■ Dataset rows:
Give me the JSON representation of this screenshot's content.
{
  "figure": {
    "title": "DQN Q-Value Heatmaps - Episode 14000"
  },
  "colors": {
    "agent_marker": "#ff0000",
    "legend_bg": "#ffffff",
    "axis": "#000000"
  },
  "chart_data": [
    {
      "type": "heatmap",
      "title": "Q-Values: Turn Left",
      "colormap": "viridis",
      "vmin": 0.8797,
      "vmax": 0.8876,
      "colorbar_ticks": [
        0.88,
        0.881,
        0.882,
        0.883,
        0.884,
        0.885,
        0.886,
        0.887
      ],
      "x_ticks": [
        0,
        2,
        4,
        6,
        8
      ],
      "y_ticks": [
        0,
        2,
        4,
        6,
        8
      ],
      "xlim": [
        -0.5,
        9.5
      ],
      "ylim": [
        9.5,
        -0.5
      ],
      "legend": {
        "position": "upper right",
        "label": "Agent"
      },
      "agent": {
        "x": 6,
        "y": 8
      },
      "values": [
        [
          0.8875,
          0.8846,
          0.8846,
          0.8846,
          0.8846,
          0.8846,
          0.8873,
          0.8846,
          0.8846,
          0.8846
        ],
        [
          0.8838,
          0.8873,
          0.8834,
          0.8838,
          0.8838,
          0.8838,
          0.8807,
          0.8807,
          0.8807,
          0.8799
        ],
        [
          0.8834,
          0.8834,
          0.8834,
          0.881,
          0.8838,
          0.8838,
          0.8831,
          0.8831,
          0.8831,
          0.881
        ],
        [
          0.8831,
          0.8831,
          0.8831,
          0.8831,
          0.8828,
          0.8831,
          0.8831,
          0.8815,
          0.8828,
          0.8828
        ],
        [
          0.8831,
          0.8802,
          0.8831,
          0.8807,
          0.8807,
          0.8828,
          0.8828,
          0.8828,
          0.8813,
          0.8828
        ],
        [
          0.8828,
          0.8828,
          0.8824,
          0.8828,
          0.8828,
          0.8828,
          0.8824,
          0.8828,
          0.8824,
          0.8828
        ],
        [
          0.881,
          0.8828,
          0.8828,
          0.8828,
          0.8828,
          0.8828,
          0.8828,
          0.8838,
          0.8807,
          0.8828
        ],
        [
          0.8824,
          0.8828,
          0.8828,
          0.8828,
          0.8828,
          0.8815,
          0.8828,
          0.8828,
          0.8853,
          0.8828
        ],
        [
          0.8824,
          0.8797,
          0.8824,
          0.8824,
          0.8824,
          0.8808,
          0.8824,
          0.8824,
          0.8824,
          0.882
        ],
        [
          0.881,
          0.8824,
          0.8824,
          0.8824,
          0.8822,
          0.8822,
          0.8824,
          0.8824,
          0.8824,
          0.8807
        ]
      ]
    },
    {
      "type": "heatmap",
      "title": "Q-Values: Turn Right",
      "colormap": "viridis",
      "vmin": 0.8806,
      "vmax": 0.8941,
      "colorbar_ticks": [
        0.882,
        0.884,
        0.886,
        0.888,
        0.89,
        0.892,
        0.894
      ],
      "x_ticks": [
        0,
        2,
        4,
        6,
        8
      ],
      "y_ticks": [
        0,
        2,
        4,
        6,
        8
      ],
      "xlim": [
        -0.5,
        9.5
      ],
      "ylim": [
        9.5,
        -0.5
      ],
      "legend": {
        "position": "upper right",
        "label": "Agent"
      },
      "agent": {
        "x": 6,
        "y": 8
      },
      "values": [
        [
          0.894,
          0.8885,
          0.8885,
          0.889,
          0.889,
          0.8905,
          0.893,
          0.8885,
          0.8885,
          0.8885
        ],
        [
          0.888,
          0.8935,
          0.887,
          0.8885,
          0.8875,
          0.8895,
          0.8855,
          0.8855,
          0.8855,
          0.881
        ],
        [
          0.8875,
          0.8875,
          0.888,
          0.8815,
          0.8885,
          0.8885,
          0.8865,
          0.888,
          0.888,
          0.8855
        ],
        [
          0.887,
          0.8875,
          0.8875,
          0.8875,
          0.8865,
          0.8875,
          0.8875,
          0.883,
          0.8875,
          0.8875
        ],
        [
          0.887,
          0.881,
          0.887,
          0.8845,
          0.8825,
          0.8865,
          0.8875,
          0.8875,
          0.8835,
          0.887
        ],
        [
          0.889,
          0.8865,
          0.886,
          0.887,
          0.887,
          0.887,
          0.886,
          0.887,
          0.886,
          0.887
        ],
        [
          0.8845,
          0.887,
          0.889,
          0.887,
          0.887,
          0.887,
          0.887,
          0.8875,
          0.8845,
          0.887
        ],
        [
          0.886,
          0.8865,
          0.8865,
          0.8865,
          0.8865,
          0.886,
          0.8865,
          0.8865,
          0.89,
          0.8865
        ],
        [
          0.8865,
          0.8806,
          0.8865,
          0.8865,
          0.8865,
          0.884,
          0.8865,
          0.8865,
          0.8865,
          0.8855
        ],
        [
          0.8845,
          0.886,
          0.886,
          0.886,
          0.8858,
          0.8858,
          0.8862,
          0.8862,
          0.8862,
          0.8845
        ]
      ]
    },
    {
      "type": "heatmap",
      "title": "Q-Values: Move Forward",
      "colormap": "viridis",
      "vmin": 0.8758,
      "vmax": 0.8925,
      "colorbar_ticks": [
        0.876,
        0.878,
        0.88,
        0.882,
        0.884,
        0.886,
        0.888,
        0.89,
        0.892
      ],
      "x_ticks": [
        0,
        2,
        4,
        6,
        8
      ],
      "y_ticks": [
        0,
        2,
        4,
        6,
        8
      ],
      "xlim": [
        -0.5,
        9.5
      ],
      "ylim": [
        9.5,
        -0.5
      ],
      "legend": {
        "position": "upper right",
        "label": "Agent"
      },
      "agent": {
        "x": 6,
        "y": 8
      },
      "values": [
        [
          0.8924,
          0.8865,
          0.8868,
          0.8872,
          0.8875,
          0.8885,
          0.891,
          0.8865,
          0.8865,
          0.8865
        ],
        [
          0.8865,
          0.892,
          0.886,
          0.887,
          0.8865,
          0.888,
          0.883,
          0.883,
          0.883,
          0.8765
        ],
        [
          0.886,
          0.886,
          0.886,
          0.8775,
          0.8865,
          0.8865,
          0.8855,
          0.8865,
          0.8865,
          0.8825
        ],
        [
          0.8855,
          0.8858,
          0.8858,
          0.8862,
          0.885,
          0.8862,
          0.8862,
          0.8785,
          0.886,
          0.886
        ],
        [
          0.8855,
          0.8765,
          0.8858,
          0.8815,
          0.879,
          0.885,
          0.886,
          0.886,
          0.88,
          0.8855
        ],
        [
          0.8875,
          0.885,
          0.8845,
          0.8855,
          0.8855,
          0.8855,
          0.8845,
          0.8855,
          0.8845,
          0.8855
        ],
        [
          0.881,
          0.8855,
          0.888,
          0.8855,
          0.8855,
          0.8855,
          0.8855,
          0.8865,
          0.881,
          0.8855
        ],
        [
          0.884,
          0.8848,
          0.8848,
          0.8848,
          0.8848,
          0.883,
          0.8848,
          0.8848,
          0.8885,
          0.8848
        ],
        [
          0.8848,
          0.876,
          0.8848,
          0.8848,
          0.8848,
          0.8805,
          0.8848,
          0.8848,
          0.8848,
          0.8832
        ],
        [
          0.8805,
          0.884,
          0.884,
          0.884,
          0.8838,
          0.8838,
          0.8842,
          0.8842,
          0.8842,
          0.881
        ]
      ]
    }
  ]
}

■ TASK PROMPT: Where a line above contains the string "title", copy that line.

■ EXPECTED OUTPUT:
    "title": "DQN Q-Value Heatmaps - Episode 14000"
      "title": "Q-Values: Turn Left",
      "title": "Q-Values: Turn Right",
      "title": "Q-Values: Move Forward",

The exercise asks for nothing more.